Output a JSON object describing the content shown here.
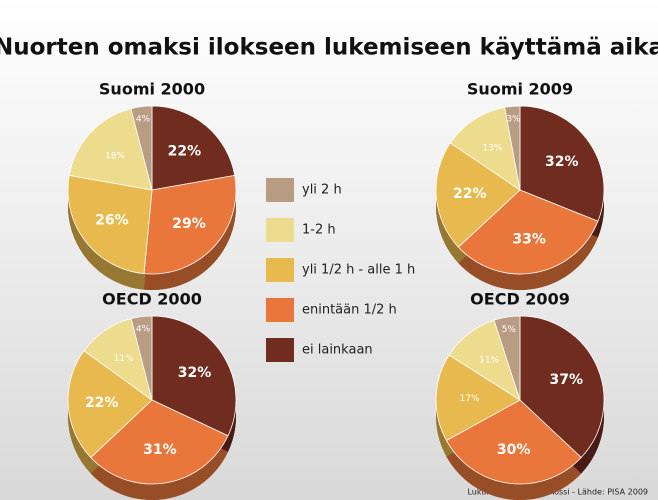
{
  "title": "Nuorten omaksi ilokseen lukemiseen käyttämä aika",
  "source": "Lukukeskus/ Sampo Rossi - Lähde: PISA 2009",
  "chart_data": [
    {
      "type": "pie",
      "title": "Suomi 2000",
      "categories": [
        "yli 2 h",
        "1-2 h",
        "yli 1/2 h - alle 1 h",
        "enintään 1/2 h",
        "ei lainkaan"
      ],
      "colors": [
        "#b89c84",
        "#eddb8e",
        "#e8b94e",
        "#e9773b",
        "#6f2c1f"
      ],
      "values": [
        4,
        18,
        26,
        29,
        22
      ],
      "value_labels": [
        "4%",
        "18%",
        "26%",
        "29%",
        "22%"
      ]
    },
    {
      "type": "pie",
      "title": "Suomi 2009",
      "categories": [
        "yli 2 h",
        "1-2 h",
        "yli 1/2 h - alle 1 h",
        "enintään 1/2 h",
        "ei lainkaan"
      ],
      "colors": [
        "#b89c84",
        "#eddb8e",
        "#e8b94e",
        "#e9773b",
        "#6f2c1f"
      ],
      "values": [
        3,
        13,
        22,
        33,
        32
      ],
      "value_labels": [
        "3%",
        "13%",
        "22%",
        "33%",
        "32%"
      ]
    },
    {
      "type": "pie",
      "title": "OECD 2000",
      "categories": [
        "yli 2 h",
        "1-2 h",
        "yli 1/2 h - alle 1 h",
        "enintään 1/2 h",
        "ei lainkaan"
      ],
      "colors": [
        "#b89c84",
        "#eddb8e",
        "#e8b94e",
        "#e9773b",
        "#6f2c1f"
      ],
      "values": [
        4,
        11,
        22,
        31,
        32
      ],
      "value_labels": [
        "4%",
        "11%",
        "22%",
        "31%",
        "32%"
      ]
    },
    {
      "type": "pie",
      "title": "OECD 2009",
      "categories": [
        "yli 2 h",
        "1-2 h",
        "yli 1/2 h - alle 1 h",
        "enintään 1/2 h",
        "ei lainkaan"
      ],
      "colors": [
        "#b89c84",
        "#eddb8e",
        "#e8b94e",
        "#e9773b",
        "#6f2c1f"
      ],
      "values": [
        5,
        11,
        17,
        30,
        37
      ],
      "value_labels": [
        "5%",
        "11%",
        "17%",
        "30%",
        "37%"
      ]
    }
  ]
}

EXERCISE — Quote the records above in full, dropping each picture.

SOLVED EXERCISE —
Output a JSON object describing the content shown here.
{
  "title": "Nuorten omaksi ilokseen lukemiseen käyttämä aika",
  "source": "Lukukeskus/ Sampo Rossi - Lähde: PISA 2009",
  "chart_data": [
    {
      "type": "pie",
      "title": "Suomi 2000",
      "categories": [
        "yli 2 h",
        "1-2 h",
        "yli 1/2 h - alle 1 h",
        "enintään 1/2 h",
        "ei lainkaan"
      ],
      "colors": [
        "#b89c84",
        "#eddb8e",
        "#e8b94e",
        "#e9773b",
        "#6f2c1f"
      ],
      "values": [
        4,
        18,
        26,
        29,
        22
      ],
      "value_labels": [
        "4%",
        "18%",
        "26%",
        "29%",
        "22%"
      ]
    },
    {
      "type": "pie",
      "title": "Suomi 2009",
      "categories": [
        "yli 2 h",
        "1-2 h",
        "yli 1/2 h - alle 1 h",
        "enintään 1/2 h",
        "ei lainkaan"
      ],
      "colors": [
        "#b89c84",
        "#eddb8e",
        "#e8b94e",
        "#e9773b",
        "#6f2c1f"
      ],
      "values": [
        3,
        13,
        22,
        33,
        32
      ],
      "value_labels": [
        "3%",
        "13%",
        "22%",
        "33%",
        "32%"
      ]
    },
    {
      "type": "pie",
      "title": "OECD 2000",
      "categories": [
        "yli 2 h",
        "1-2 h",
        "yli 1/2 h - alle 1 h",
        "enintään 1/2 h",
        "ei lainkaan"
      ],
      "colors": [
        "#b89c84",
        "#eddb8e",
        "#e8b94e",
        "#e9773b",
        "#6f2c1f"
      ],
      "values": [
        4,
        11,
        22,
        31,
        32
      ],
      "value_labels": [
        "4%",
        "11%",
        "22%",
        "31%",
        "32%"
      ]
    },
    {
      "type": "pie",
      "title": "OECD 2009",
      "categories": [
        "yli 2 h",
        "1-2 h",
        "yli 1/2 h - alle 1 h",
        "enintään 1/2 h",
        "ei lainkaan"
      ],
      "colors": [
        "#b89c84",
        "#eddb8e",
        "#e8b94e",
        "#e9773b",
        "#6f2c1f"
      ],
      "values": [
        5,
        11,
        17,
        30,
        37
      ],
      "value_labels": [
        "5%",
        "11%",
        "17%",
        "30%",
        "37%"
      ]
    }
  ]
}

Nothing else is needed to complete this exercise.